- **INSTRUCTIONS TO FOLLOW**
Out of the lines below, please list those that hold the string "efficiency".

- **EXTRACTED DATA**

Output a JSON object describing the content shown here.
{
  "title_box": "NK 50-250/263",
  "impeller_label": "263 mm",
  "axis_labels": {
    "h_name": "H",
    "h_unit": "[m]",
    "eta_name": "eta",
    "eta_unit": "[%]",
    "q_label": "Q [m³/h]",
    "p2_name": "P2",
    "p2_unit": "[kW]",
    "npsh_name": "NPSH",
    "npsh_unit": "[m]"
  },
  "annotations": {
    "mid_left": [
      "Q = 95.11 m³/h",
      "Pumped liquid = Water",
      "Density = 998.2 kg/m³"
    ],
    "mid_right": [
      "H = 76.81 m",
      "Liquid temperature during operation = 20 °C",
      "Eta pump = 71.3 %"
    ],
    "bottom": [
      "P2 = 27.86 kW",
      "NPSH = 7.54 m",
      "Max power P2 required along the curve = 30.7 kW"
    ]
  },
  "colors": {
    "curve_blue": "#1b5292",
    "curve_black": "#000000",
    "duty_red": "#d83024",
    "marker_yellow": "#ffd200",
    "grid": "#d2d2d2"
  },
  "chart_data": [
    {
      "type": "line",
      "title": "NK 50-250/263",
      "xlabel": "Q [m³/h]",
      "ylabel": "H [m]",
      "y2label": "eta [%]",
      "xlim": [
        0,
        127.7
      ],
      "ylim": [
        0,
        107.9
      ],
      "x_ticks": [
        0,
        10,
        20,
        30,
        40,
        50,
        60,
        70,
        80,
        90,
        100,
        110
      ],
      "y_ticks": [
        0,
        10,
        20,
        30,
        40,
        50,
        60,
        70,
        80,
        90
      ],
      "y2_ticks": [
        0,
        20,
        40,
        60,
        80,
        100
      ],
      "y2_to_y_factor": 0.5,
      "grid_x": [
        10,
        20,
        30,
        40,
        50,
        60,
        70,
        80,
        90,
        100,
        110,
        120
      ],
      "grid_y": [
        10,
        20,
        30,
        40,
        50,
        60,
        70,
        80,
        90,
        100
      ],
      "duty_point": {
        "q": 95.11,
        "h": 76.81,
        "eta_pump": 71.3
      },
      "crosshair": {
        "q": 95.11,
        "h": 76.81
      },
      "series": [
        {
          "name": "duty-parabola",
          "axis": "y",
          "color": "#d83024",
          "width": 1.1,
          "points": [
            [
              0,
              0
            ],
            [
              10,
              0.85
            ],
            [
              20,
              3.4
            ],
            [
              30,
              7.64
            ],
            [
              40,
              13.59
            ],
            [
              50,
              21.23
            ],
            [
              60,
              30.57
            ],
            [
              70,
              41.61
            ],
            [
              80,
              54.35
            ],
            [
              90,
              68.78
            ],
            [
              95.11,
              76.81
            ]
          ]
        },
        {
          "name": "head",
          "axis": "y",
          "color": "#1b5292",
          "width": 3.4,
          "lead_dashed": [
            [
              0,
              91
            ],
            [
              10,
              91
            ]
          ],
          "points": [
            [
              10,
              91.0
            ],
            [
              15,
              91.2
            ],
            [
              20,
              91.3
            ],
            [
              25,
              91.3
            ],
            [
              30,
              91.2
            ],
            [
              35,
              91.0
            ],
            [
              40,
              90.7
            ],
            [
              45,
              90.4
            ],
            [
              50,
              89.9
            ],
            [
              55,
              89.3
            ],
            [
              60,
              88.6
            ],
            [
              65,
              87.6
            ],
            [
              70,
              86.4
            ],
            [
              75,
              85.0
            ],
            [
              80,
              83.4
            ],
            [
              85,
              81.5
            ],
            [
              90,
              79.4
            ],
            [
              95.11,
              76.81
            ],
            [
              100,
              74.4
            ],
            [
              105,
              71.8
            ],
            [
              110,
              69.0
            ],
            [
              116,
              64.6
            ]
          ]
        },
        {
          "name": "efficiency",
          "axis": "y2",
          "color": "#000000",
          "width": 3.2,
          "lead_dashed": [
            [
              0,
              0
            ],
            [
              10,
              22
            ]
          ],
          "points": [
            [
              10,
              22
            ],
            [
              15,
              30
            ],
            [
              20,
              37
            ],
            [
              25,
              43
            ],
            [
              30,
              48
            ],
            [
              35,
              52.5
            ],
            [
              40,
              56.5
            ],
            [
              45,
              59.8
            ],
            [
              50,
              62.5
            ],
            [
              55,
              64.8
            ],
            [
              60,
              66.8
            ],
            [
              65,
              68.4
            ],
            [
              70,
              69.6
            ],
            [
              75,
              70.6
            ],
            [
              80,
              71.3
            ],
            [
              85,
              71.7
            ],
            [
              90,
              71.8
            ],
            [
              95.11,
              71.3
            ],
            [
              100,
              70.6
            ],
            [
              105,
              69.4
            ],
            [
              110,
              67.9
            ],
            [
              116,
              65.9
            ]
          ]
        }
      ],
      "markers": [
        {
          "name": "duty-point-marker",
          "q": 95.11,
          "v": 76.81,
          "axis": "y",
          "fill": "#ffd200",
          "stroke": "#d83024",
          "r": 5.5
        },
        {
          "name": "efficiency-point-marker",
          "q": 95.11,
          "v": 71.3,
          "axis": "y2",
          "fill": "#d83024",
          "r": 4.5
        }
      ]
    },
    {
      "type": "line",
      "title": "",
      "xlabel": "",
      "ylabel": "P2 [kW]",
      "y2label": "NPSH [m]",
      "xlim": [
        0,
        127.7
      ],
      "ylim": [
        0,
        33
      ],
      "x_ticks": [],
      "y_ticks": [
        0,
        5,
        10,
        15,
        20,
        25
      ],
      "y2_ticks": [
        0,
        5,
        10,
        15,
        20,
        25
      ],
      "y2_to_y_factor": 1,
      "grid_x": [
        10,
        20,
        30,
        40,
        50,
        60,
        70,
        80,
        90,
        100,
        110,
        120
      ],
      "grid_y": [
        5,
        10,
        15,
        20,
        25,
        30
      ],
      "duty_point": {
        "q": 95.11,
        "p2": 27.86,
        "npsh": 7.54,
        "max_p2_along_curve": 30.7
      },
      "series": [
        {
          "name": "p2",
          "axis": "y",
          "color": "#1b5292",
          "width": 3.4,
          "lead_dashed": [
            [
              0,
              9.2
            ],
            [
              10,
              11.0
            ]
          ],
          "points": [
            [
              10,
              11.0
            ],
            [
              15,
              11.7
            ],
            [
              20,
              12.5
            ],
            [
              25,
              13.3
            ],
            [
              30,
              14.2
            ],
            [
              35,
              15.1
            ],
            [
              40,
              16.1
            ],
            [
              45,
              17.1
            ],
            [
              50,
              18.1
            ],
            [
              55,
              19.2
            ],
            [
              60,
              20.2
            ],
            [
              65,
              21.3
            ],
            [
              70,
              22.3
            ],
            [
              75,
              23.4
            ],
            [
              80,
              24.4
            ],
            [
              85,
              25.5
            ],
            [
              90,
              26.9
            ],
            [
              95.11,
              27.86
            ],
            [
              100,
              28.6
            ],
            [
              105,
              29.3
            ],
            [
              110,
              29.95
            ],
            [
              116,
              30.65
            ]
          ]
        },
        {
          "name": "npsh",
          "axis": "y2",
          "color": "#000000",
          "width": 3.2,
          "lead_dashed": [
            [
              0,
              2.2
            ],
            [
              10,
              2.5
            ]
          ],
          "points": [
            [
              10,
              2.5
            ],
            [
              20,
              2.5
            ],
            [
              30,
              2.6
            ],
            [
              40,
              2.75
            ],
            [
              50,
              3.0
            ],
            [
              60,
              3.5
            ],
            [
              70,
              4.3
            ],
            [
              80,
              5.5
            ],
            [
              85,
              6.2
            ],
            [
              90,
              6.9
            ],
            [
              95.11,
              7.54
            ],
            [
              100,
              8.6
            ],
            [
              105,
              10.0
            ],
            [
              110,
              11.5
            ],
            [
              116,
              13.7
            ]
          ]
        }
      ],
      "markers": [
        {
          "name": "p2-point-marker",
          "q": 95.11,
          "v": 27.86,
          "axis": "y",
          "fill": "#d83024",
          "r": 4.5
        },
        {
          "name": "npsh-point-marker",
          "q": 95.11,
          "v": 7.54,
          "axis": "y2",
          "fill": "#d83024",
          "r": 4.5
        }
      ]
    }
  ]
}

- **ANSWER TO THE TASK**
          "name": "efficiency",
          "name": "efficiency-point-marker",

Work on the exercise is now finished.